Deep learning:三十七(Deep learning中的優化方法)


 

  內容:

  本文主要是參考論文:On optimization methods for deep learning,文章內容主要是筆記SGD(隨機梯度下降),LBFGS(受限的BFGS),CG(共軛梯度法)三種常見優化算法的在deep learning體系中的性能。下面是一些讀完的筆記。

  SGD優點:實現簡單,當訓練樣本足夠多時優化速度非常快。

  SGD缺點:需要人為調整很多參數,比如學習率,收斂准則等。另外,它是序列的方法,不利於GPU並行或分布式處理。

  各種deep learning中常見方法(比如說Autoencoder,RBM,DBN,ICA,Sparse coding)的區別是:目標函數形式不同。這其實才是最本質的區別,由於目標函數的不同導致了對其優化的方法也可能會不同,比如說RBM中目標函數跟網絡能量有關,采用CD優化的,而Autoencoder目標函數為理論輸出和實際輸出的MSE,由於此時的目標函數的偏導可以直接被計算,所以可以用LBFGS,CG等方法優化,其它的類似。所以不能單從網絡的結構來判斷其屬於Deep learning中的哪種方法,比如說我單獨給定64-100的2層網絡,你就無法知道它屬於deep learning中的哪一種方法,因為這個網絡既可以用RBM也可以用Autoencoder來訓練。

  作者通過實驗得出的結論是:不同的優化算法有不同的優缺點,適合不同的場合,比如LBFGS算法在參數的維度比較低(一般指小於10000維)時的效果要比SGD(隨機梯度下降)和CG(共軛梯度下降)效果好,特別是帶有convolution的模型。而針對高維的參數問題,CG的效果要比另2種好。也就是說一般情況下,SGD的效果要差一些,這種情況在使用GPU加速時情況一樣,即在GPU上使用LBFGS和CG時,優化速度明顯加快,而SGD算法優化速度提高很小。在單核處理器上,LBFGS的優勢主要是利用參數之間的2階近視特性來加速優化,而CG則得得益於參數之間的共軛信息,需要計算器Hessian矩陣。

-=-=-=-=-

● 練習任務:
- a) 請逐字列印深度學習優化方法一文中,從「Deep learning:三十七(Deep learning中的優化方法)」開始、到「利於GPU並行或分布式處理。」結束的部分。
- b) 請接續深度學習優化方法一文,從其最後一句之後往下撰寫。

● 擷取資料:
-=-=-=-=-

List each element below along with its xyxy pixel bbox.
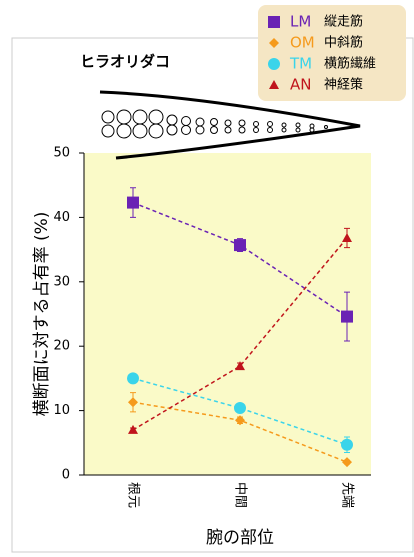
legend-label: 横筋繊維 — [324, 56, 376, 72]
legend-label: 中斜筋 — [324, 35, 363, 51]
x-axis-title: 腕の部位 — [206, 528, 274, 548]
legend-name: TM — [289, 55, 312, 73]
data-point — [127, 196, 139, 209]
y-tick-label: 20 — [53, 339, 70, 354]
data-point — [128, 397, 138, 408]
y-axis-title: 横断面に対する占有率 (%) — [32, 212, 52, 417]
frame — [11, 37, 414, 553]
legend-marker — [268, 58, 280, 70]
chart-title: ヒラオリダコ — [80, 53, 170, 71]
data-point — [128, 424, 138, 434]
data-point — [342, 457, 352, 468]
legend-box — [258, 5, 406, 101]
legend-marker — [269, 38, 279, 48]
y-tick-label: 0 — [62, 468, 70, 483]
legend-marker — [268, 16, 280, 28]
data-point — [341, 438, 353, 451]
y-tick-label: 30 — [53, 274, 70, 289]
data-point — [127, 372, 139, 385]
legend-label: 縦走筋 — [324, 14, 363, 30]
x-tick-label: 根元 — [126, 482, 141, 508]
x-tick-label: 先端 — [340, 482, 355, 508]
x-tick-label: 中間 — [233, 482, 248, 508]
legend-marker — [269, 80, 279, 89]
arm-illustration — [99, 90, 361, 160]
legend-label: 神経策 — [324, 77, 363, 93]
data-point — [234, 239, 246, 252]
legend-name: OM — [290, 34, 315, 52]
legend-name: AN — [290, 76, 311, 94]
legend-name: LM — [290, 13, 311, 31]
y-tick-label: 50 — [53, 146, 70, 161]
y-tick-label: 40 — [53, 210, 70, 225]
series-line — [132, 377, 348, 446]
y-tick-label: 10 — [53, 403, 70, 418]
data-point — [235, 361, 245, 371]
data-point — [341, 310, 353, 323]
data-point — [342, 233, 352, 243]
data-point — [235, 415, 245, 426]
data-point — [234, 402, 246, 415]
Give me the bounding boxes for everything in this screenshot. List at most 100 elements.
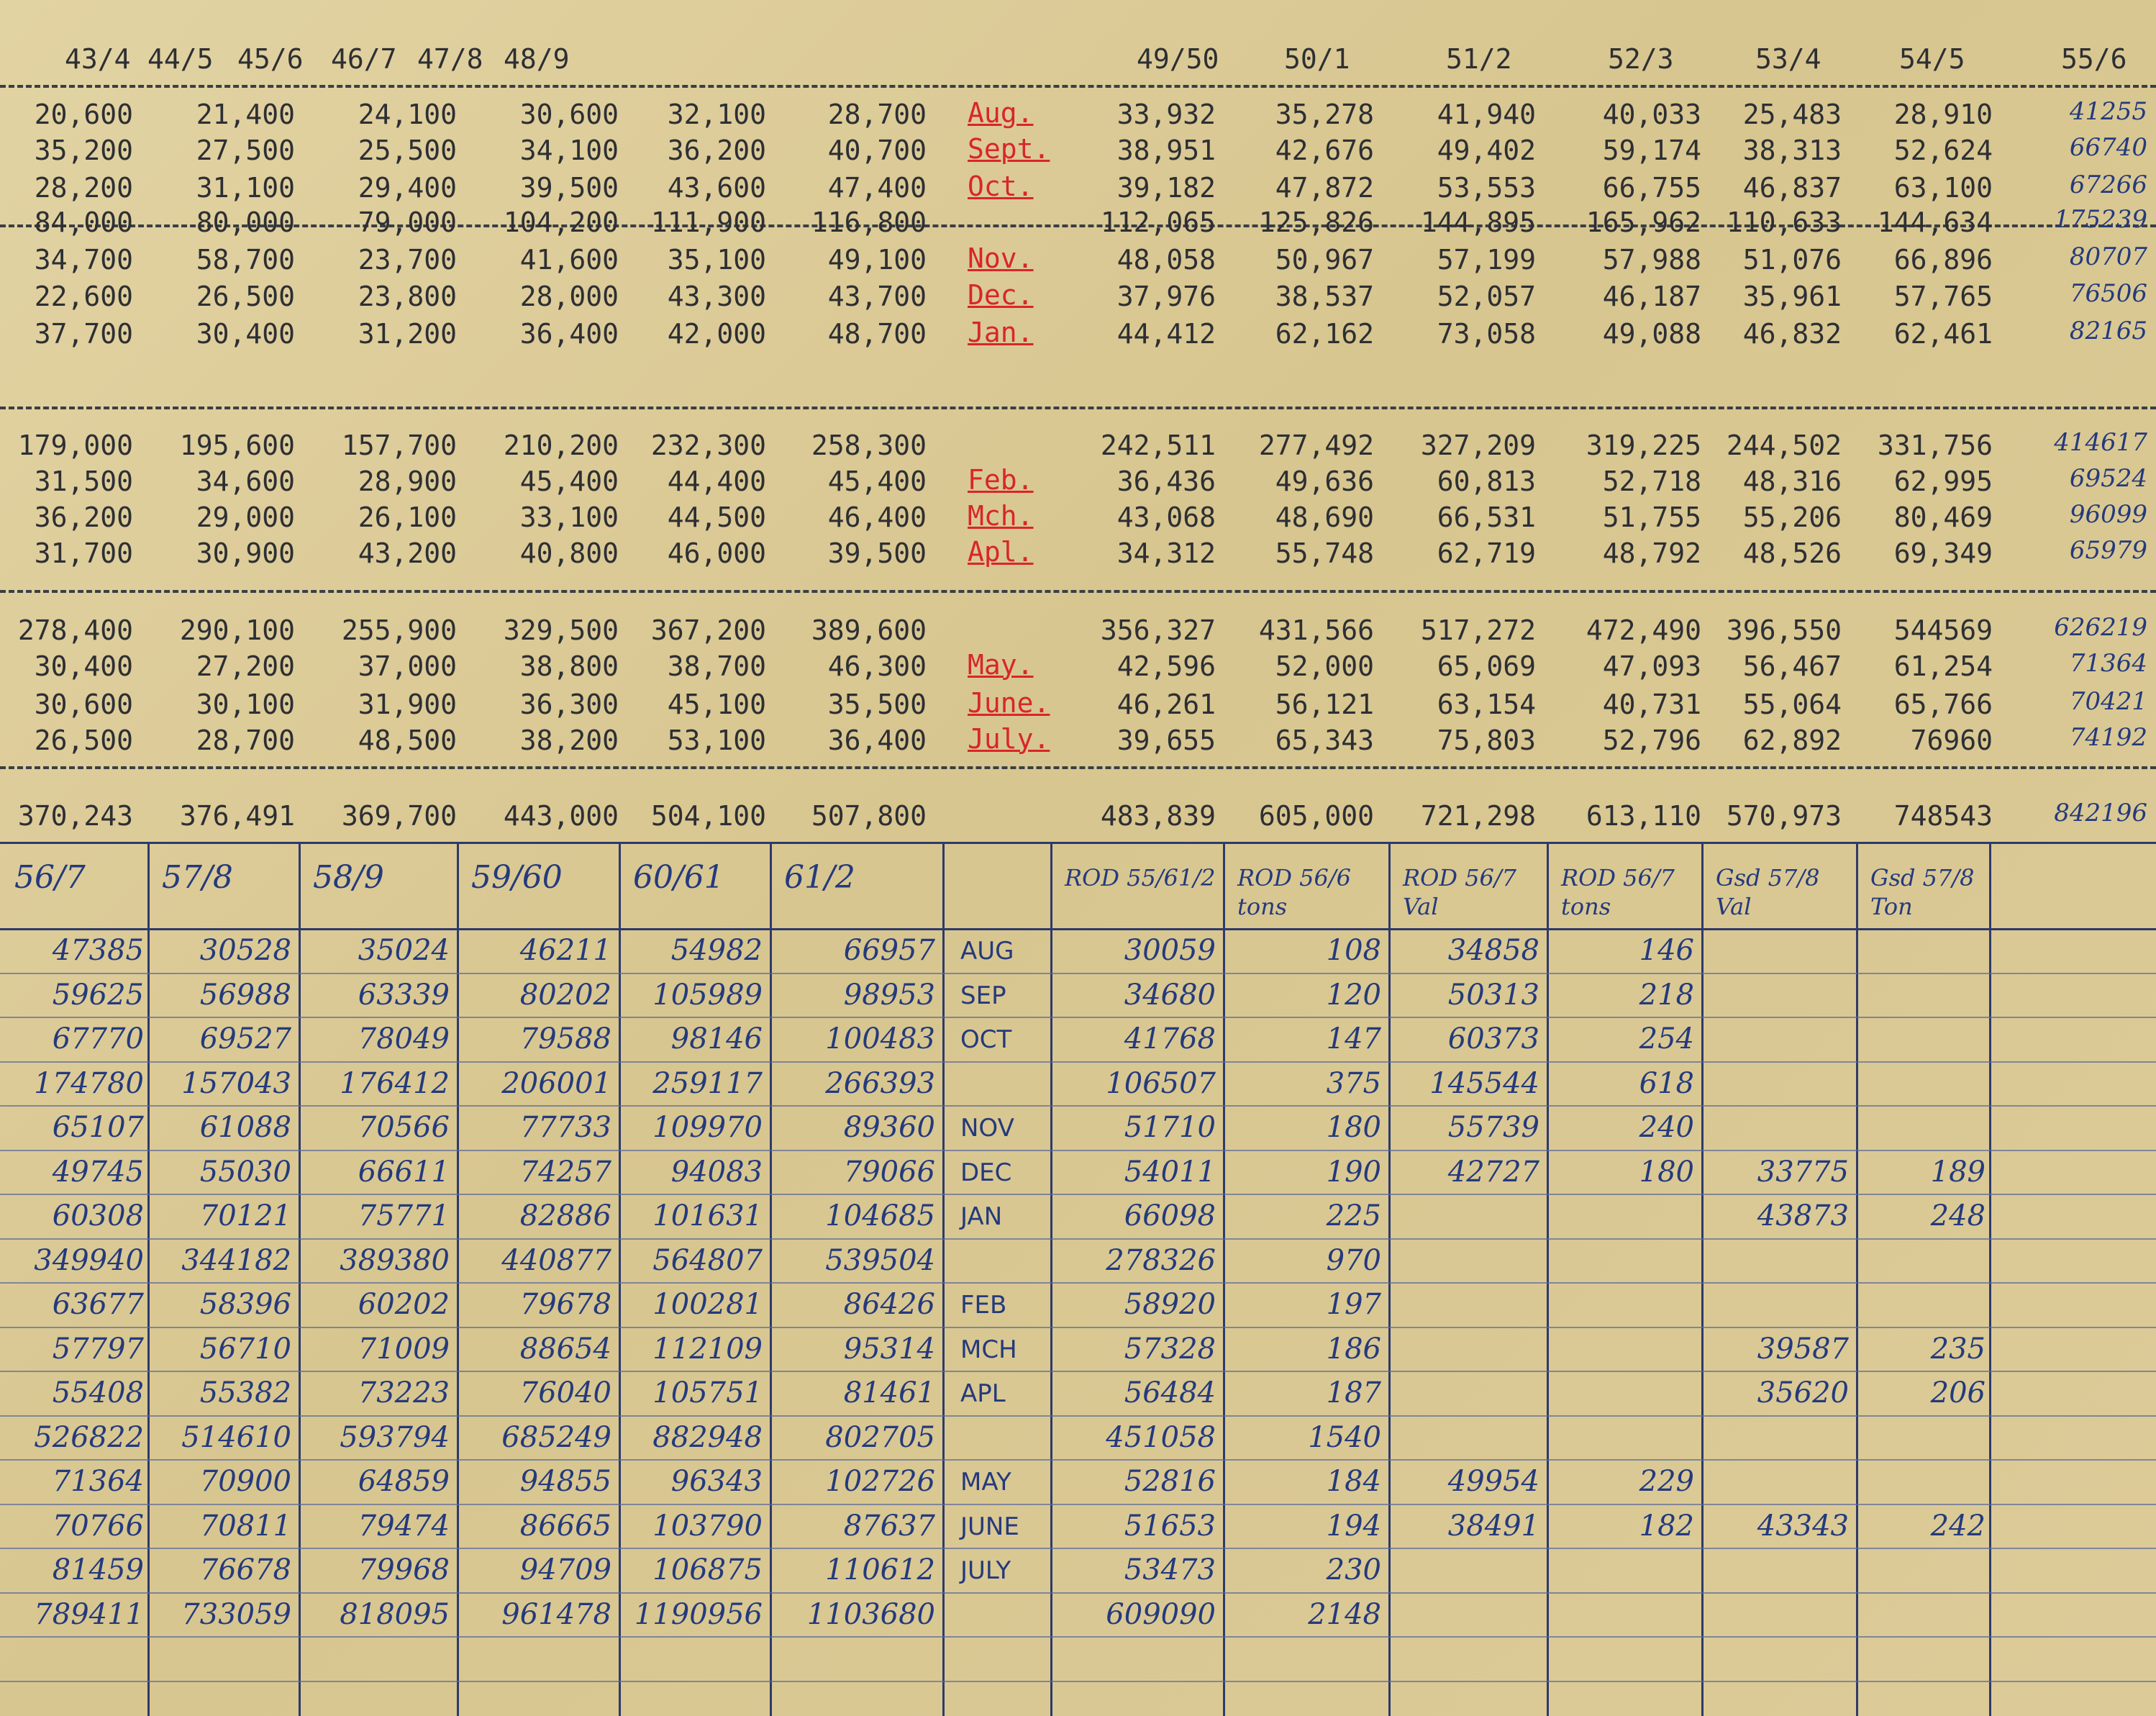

-=-=-=-=-

● 本練習解答:
- a)
Deep learning:三十七(Deep learning中的優化方法)


 

  內容:

  本文主要是參考論文:On optimization methods for deep learning,文章內容主要是筆記SGD(隨機梯度下降),LBFGS(受限的BFGS),CG(共軛梯度法)三種常見優化算法的在deep learning體系中的性能。下面是一些讀完的筆記。

  SGD優點:實現簡單,當訓練樣本足夠多時優化速度非常快。

  SGD缺點:需要人為調整很多參數,比如學習率,收斂准則等。另外,它是序列的方法,不利於GPU並行或分布式處理。

- b)
  不過當使用一個大的minibatch且采用線搜索的話,SGD的優化性能也會提高。

  在單核上比較SGD,LBFGS,CG三種算法的優化性能,當針對Autoencoder模型。結果如下:

   

  可以看出,SGD效果最差。

  同樣的情況下,訓練的是Sparse autoencoder模型的比較情況如下:

   

  這時SGD的效果更差。這主要原因是LBFGS和CG能夠使用大的minibatch數據來估算每個節點的期望激發值,這個值是可以用來約束該節點的稀疏特性的,而SGD需要去估計噪聲信息。

  當然了作者還有在GUP,convolution上也做了不少實驗。

  最后,作者訓練了一個2隱含層(這2層不算pooling層)的Sparse autocoder網絡,並應用於MNIST上,其識別率結果如下:

   

  作者網站上給出了一些code,見deep autoencoder with L-BFGS。看着標題本以為code會實現deep convolution autoencoder pre-training和fine-tuning的,因為作者paper里面用的是convolution,閱讀完code后發現其實現就是一個普通二層的autoencoder。看來還是得到前面博文第二個問題的答案:Deep learning:三十六(關於構建深度卷積SAE網絡的一點困惑)

 

  下面是作者code主要部分的一些注釋:

optimizeAutoencoderLBFGS.m(實現deep autoencoder網絡的參數優化過程):

function [] = optimizeAutoencoderLBFGS(layersizes, datasetpath, ...
                                       finalObjective)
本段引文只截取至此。